**WHAT THE EXERCISE ASKS**
Tally the lines holding "into" and state only that figure.

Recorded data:
◆ ◆ ◆ ◆ ◆
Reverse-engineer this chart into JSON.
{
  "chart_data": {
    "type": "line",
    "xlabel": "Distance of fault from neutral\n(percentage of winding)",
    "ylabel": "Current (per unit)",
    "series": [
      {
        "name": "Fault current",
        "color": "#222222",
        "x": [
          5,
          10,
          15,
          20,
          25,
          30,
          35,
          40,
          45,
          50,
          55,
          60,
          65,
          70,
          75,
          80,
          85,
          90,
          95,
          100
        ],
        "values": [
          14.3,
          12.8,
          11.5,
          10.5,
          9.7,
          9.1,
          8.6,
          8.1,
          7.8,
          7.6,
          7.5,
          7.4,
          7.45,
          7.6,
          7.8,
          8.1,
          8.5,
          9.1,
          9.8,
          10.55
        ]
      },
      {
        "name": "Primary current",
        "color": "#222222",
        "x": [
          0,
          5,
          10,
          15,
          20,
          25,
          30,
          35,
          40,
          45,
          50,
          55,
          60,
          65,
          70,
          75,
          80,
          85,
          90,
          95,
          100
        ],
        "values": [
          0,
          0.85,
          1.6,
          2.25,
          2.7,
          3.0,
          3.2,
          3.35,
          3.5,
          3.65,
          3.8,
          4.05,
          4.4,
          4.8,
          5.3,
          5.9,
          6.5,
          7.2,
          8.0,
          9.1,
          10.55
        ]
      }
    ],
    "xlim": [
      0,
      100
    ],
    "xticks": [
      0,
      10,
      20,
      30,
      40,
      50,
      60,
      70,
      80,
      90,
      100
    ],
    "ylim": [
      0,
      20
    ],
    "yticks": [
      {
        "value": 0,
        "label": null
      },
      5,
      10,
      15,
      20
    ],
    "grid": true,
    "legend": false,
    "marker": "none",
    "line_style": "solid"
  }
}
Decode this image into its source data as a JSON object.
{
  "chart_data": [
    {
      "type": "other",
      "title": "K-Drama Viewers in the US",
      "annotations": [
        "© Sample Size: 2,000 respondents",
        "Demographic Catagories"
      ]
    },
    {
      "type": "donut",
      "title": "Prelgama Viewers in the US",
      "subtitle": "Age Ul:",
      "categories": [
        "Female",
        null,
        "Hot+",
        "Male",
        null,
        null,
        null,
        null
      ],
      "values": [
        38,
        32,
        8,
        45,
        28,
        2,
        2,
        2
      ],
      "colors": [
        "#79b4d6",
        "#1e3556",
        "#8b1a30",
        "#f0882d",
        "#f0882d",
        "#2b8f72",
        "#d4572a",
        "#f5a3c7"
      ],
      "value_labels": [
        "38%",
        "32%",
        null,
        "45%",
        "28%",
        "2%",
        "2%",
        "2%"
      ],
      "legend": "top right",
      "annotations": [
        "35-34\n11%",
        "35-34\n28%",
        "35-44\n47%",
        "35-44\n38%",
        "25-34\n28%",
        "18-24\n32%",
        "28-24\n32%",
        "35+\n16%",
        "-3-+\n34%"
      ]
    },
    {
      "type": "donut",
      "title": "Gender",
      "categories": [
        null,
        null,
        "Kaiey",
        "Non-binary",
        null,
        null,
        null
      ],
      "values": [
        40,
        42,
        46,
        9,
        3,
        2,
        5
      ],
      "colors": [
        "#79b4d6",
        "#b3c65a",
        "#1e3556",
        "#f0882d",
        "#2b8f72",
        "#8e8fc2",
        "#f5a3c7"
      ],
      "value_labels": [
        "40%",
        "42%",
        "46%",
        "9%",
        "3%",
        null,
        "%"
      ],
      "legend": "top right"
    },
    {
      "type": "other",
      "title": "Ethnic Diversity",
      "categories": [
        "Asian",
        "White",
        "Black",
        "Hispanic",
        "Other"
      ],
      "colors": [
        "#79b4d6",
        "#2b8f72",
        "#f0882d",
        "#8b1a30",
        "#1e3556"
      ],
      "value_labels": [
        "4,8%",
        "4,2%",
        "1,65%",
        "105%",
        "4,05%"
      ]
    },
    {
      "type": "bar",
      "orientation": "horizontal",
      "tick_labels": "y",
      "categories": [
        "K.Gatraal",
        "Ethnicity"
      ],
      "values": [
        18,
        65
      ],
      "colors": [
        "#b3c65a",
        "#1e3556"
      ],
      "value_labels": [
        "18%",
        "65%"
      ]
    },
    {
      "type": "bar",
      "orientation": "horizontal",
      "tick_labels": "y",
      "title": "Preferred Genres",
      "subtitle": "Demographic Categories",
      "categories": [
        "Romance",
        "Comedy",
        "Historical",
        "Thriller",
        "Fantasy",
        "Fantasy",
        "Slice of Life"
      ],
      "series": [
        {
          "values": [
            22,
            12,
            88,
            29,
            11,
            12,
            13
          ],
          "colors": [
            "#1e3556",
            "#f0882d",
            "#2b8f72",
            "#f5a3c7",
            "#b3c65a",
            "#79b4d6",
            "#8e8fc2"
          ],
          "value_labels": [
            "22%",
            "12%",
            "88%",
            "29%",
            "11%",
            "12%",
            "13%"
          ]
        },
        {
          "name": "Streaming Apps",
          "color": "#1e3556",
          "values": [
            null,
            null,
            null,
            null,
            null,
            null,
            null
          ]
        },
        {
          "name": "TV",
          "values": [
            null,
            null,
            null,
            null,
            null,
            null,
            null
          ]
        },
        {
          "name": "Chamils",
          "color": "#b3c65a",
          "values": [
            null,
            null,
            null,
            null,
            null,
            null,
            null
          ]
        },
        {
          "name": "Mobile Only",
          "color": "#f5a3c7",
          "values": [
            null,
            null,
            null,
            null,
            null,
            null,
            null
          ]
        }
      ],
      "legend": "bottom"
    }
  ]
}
◆ ◆ ◆ ◆ ◆
**OUTPUT OF THE TASK**
2